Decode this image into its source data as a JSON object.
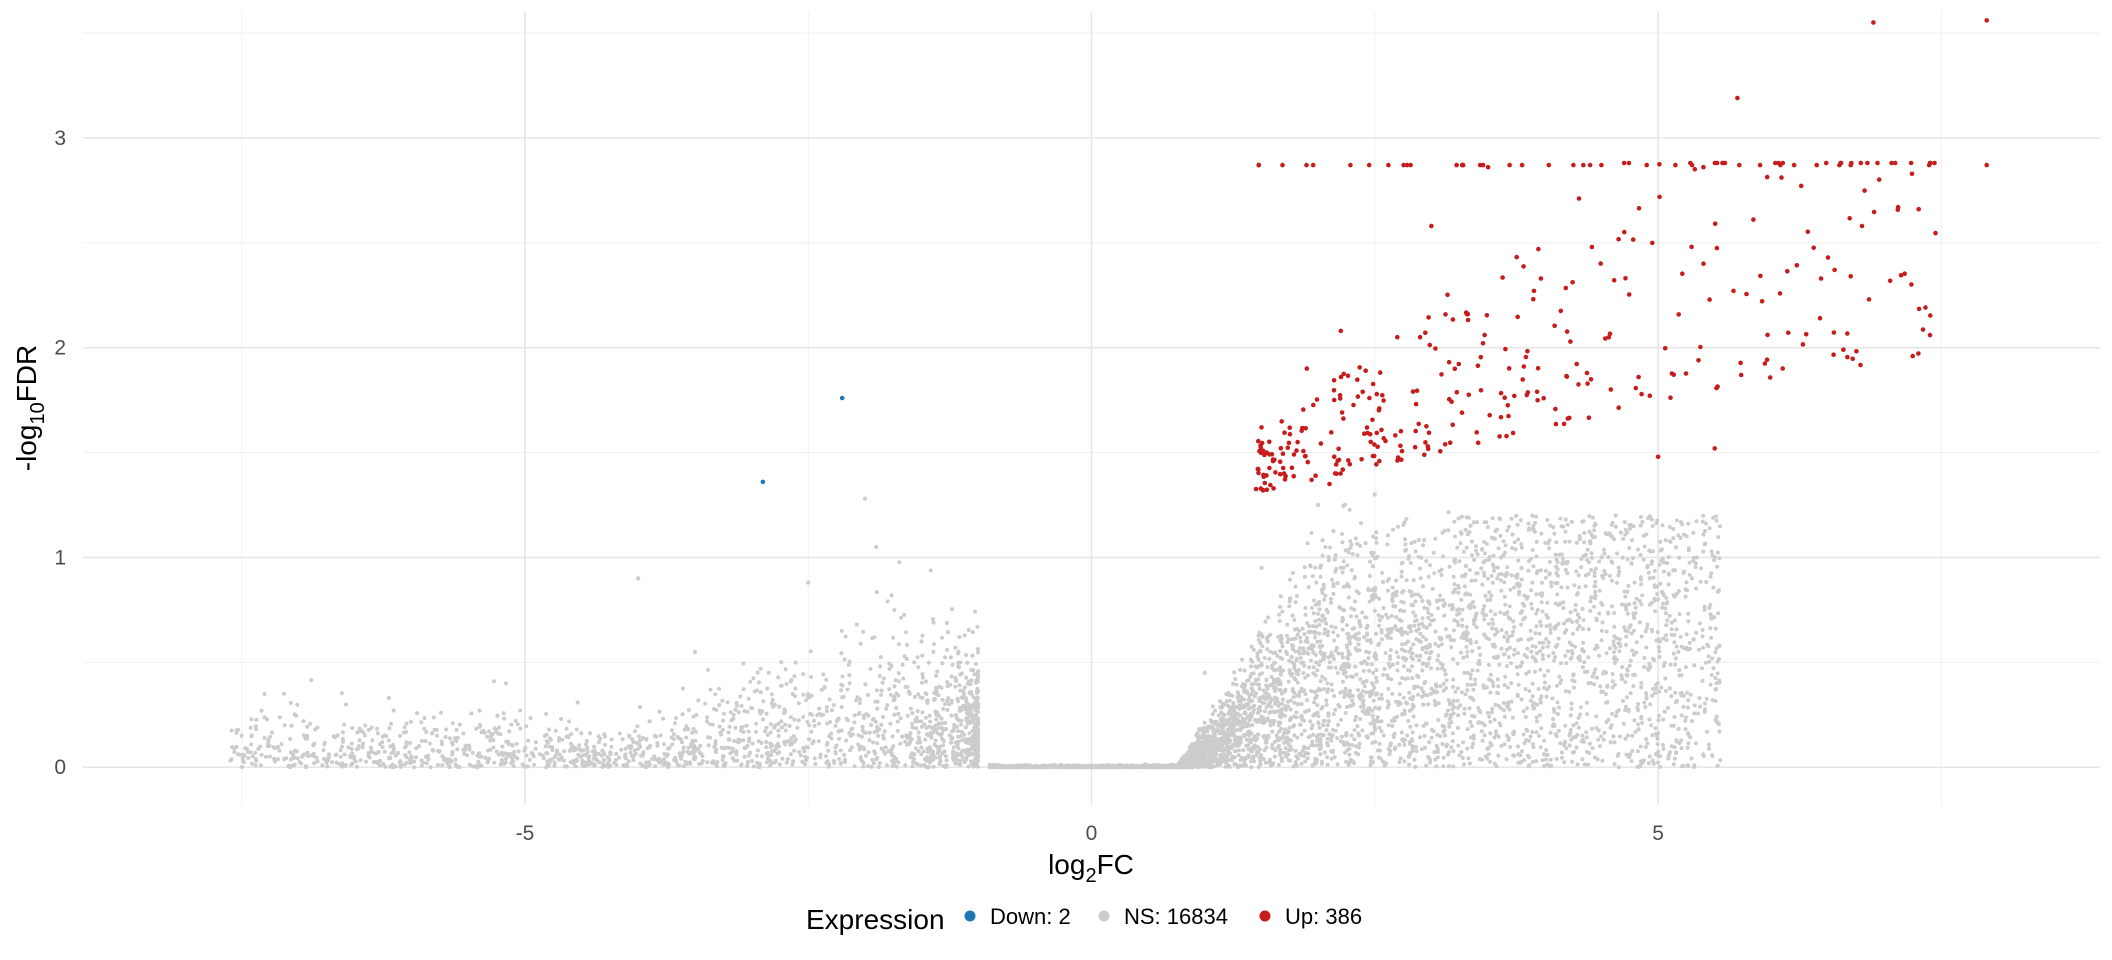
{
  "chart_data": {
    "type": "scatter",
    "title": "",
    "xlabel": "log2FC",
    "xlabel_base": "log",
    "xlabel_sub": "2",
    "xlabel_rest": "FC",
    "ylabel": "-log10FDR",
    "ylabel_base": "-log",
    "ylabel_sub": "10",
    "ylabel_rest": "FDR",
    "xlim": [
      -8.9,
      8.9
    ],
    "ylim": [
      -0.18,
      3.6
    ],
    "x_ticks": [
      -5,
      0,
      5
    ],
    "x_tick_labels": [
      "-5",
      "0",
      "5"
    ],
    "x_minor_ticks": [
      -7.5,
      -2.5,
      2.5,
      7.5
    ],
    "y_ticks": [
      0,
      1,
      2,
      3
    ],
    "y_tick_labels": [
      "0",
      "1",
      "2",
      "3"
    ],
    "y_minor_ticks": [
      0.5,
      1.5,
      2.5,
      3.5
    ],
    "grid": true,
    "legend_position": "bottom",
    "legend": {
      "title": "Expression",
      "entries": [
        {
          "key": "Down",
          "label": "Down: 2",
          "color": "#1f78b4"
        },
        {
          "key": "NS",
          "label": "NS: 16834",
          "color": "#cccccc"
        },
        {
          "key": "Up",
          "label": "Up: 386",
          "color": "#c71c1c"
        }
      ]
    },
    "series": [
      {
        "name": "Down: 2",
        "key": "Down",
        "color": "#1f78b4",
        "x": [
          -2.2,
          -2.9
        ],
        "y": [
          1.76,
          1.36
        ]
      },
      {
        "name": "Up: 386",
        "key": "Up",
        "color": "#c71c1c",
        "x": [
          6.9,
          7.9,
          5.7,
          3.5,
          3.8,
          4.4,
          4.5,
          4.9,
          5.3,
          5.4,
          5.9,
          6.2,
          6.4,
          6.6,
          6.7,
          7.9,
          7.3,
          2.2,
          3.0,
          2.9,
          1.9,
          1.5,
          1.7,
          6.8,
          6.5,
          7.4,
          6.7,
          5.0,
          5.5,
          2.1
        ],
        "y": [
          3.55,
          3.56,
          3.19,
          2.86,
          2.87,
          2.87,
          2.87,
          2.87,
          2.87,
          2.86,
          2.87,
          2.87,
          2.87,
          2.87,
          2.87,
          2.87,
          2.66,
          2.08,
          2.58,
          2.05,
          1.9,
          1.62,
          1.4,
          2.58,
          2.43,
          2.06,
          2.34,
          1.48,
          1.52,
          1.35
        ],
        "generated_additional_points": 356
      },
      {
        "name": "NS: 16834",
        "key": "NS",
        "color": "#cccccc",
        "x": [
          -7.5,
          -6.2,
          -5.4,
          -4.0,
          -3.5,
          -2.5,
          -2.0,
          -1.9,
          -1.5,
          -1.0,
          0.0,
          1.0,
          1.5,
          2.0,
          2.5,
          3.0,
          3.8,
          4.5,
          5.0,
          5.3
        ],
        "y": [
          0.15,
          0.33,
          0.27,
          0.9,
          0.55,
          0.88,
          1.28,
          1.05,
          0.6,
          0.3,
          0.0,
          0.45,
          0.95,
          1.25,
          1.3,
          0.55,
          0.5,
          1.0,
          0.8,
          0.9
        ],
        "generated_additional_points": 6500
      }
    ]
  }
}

========================================

INSTRUCTIONS FOR THE TASK:
Your task is to reproduce all of the material exactly. The pictures stay out.

EXERCISE SOLUTION:
Decode this image into its source data as a JSON object.
{
  "chart_data": {
    "type": "scatter",
    "title": "",
    "xlabel": "log2FC",
    "xlabel_base": "log",
    "xlabel_sub": "2",
    "xlabel_rest": "FC",
    "ylabel": "-log10FDR",
    "ylabel_base": "-log",
    "ylabel_sub": "10",
    "ylabel_rest": "FDR",
    "xlim": [
      -8.9,
      8.9
    ],
    "ylim": [
      -0.18,
      3.6
    ],
    "x_ticks": [
      -5,
      0,
      5
    ],
    "x_tick_labels": [
      "-5",
      "0",
      "5"
    ],
    "x_minor_ticks": [
      -7.5,
      -2.5,
      2.5,
      7.5
    ],
    "y_ticks": [
      0,
      1,
      2,
      3
    ],
    "y_tick_labels": [
      "0",
      "1",
      "2",
      "3"
    ],
    "y_minor_ticks": [
      0.5,
      1.5,
      2.5,
      3.5
    ],
    "grid": true,
    "legend_position": "bottom",
    "legend": {
      "title": "Expression",
      "entries": [
        {
          "key": "Down",
          "label": "Down: 2",
          "color": "#1f78b4"
        },
        {
          "key": "NS",
          "label": "NS: 16834",
          "color": "#cccccc"
        },
        {
          "key": "Up",
          "label": "Up: 386",
          "color": "#c71c1c"
        }
      ]
    },
    "series": [
      {
        "name": "Down: 2",
        "key": "Down",
        "color": "#1f78b4",
        "x": [
          -2.2,
          -2.9
        ],
        "y": [
          1.76,
          1.36
        ]
      },
      {
        "name": "Up: 386",
        "key": "Up",
        "color": "#c71c1c",
        "x": [
          6.9,
          7.9,
          5.7,
          3.5,
          3.8,
          4.4,
          4.5,
          4.9,
          5.3,
          5.4,
          5.9,
          6.2,
          6.4,
          6.6,
          6.7,
          7.9,
          7.3,
          2.2,
          3.0,
          2.9,
          1.9,
          1.5,
          1.7,
          6.8,
          6.5,
          7.4,
          6.7,
          5.0,
          5.5,
          2.1
        ],
        "y": [
          3.55,
          3.56,
          3.19,
          2.86,
          2.87,
          2.87,
          2.87,
          2.87,
          2.87,
          2.86,
          2.87,
          2.87,
          2.87,
          2.87,
          2.87,
          2.87,
          2.66,
          2.08,
          2.58,
          2.05,
          1.9,
          1.62,
          1.4,
          2.58,
          2.43,
          2.06,
          2.34,
          1.48,
          1.52,
          1.35
        ],
        "generated_additional_points": 356
      },
      {
        "name": "NS: 16834",
        "key": "NS",
        "color": "#cccccc",
        "x": [
          -7.5,
          -6.2,
          -5.4,
          -4.0,
          -3.5,
          -2.5,
          -2.0,
          -1.9,
          -1.5,
          -1.0,
          0.0,
          1.0,
          1.5,
          2.0,
          2.5,
          3.0,
          3.8,
          4.5,
          5.0,
          5.3
        ],
        "y": [
          0.15,
          0.33,
          0.27,
          0.9,
          0.55,
          0.88,
          1.28,
          1.05,
          0.6,
          0.3,
          0.0,
          0.45,
          0.95,
          1.25,
          1.3,
          0.55,
          0.5,
          1.0,
          0.8,
          0.9
        ],
        "generated_additional_points": 6500
      }
    ]
  }
}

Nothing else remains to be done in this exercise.